(begin)
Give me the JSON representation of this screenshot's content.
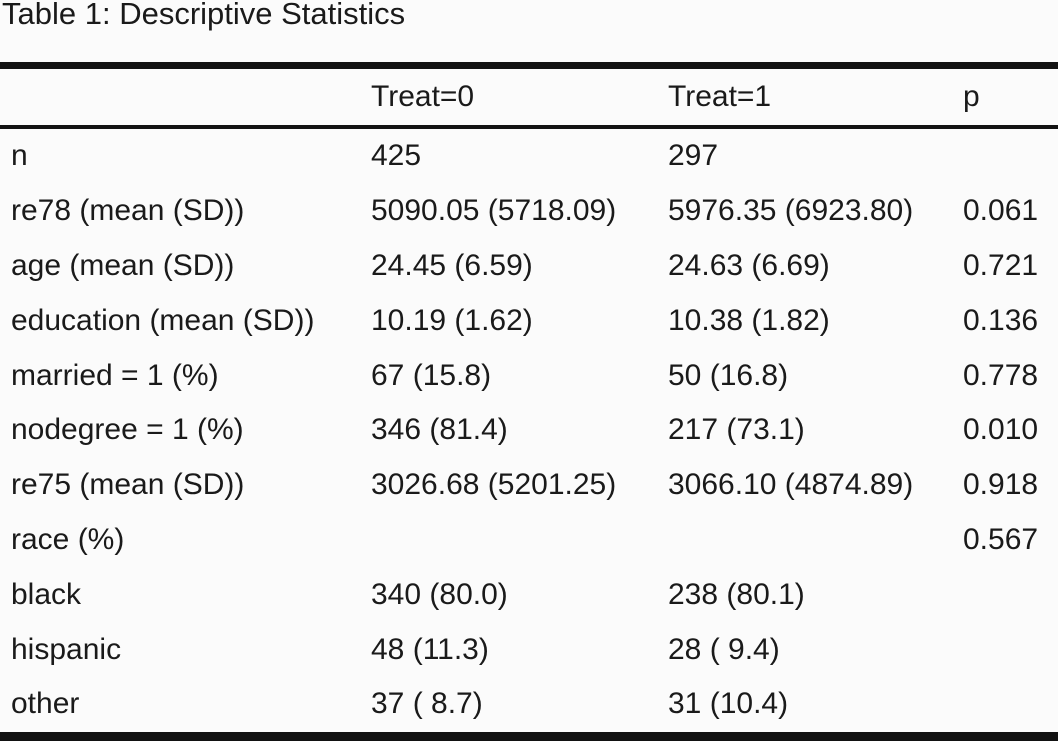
{
  "title": "Table 1: Descriptive Statistics",
  "colors": {
    "text": "#1a1a1a",
    "rule": "#121212",
    "background": "#fbfbfb"
  },
  "table": {
    "columns": [
      "",
      "Treat=0",
      "Treat=1",
      "p"
    ],
    "rows": [
      {
        "label": "n",
        "treat0": "425",
        "treat1": "297",
        "p": ""
      },
      {
        "label": "re78 (mean (SD))",
        "treat0": "5090.05 (5718.09)",
        "treat1": "5976.35 (6923.80)",
        "p": "0.061"
      },
      {
        "label": "age (mean (SD))",
        "treat0": "24.45 (6.59)",
        "treat1": "24.63 (6.69)",
        "p": "0.721"
      },
      {
        "label": "education (mean (SD))",
        "treat0": "10.19 (1.62)",
        "treat1": "10.38 (1.82)",
        "p": "0.136"
      },
      {
        "label": "married = 1 (%)",
        "treat0": "67 (15.8)",
        "treat1": "50 (16.8)",
        "p": "0.778"
      },
      {
        "label": "nodegree = 1 (%)",
        "treat0": "346 (81.4)",
        "treat1": "217 (73.1)",
        "p": "0.010"
      },
      {
        "label": "re75 (mean (SD))",
        "treat0": "3026.68 (5201.25)",
        "treat1": "3066.10 (4874.89)",
        "p": "0.918"
      },
      {
        "label": "race (%)",
        "treat0": "",
        "treat1": "",
        "p": "0.567"
      },
      {
        "label": "black",
        "treat0": "340 (80.0)",
        "treat1": "238 (80.1)",
        "p": ""
      },
      {
        "label": "hispanic",
        "treat0": "48 (11.3)",
        "treat1": "28 ( 9.4)",
        "p": ""
      },
      {
        "label": "other",
        "treat0": "37 ( 8.7)",
        "treat1": "31 (10.4)",
        "p": ""
      }
    ]
  }
}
(end)
-- Written instruction --
Reproduce the full listing above verbatim, with no pictures included.

-- Exercise response --
Give me the JSON representation of this screenshot's content.
{
  "title": "Table 1: Descriptive Statistics",
  "colors": {
    "text": "#1a1a1a",
    "rule": "#121212",
    "background": "#fbfbfb"
  },
  "table": {
    "columns": [
      "",
      "Treat=0",
      "Treat=1",
      "p"
    ],
    "rows": [
      {
        "label": "n",
        "treat0": "425",
        "treat1": "297",
        "p": ""
      },
      {
        "label": "re78 (mean (SD))",
        "treat0": "5090.05 (5718.09)",
        "treat1": "5976.35 (6923.80)",
        "p": "0.061"
      },
      {
        "label": "age (mean (SD))",
        "treat0": "24.45 (6.59)",
        "treat1": "24.63 (6.69)",
        "p": "0.721"
      },
      {
        "label": "education (mean (SD))",
        "treat0": "10.19 (1.62)",
        "treat1": "10.38 (1.82)",
        "p": "0.136"
      },
      {
        "label": "married = 1 (%)",
        "treat0": "67 (15.8)",
        "treat1": "50 (16.8)",
        "p": "0.778"
      },
      {
        "label": "nodegree = 1 (%)",
        "treat0": "346 (81.4)",
        "treat1": "217 (73.1)",
        "p": "0.010"
      },
      {
        "label": "re75 (mean (SD))",
        "treat0": "3026.68 (5201.25)",
        "treat1": "3066.10 (4874.89)",
        "p": "0.918"
      },
      {
        "label": "race (%)",
        "treat0": "",
        "treat1": "",
        "p": "0.567"
      },
      {
        "label": "black",
        "treat0": "340 (80.0)",
        "treat1": "238 (80.1)",
        "p": ""
      },
      {
        "label": "hispanic",
        "treat0": "48 (11.3)",
        "treat1": "28 ( 9.4)",
        "p": ""
      },
      {
        "label": "other",
        "treat0": "37 ( 8.7)",
        "treat1": "31 (10.4)",
        "p": ""
      }
    ]
  }
}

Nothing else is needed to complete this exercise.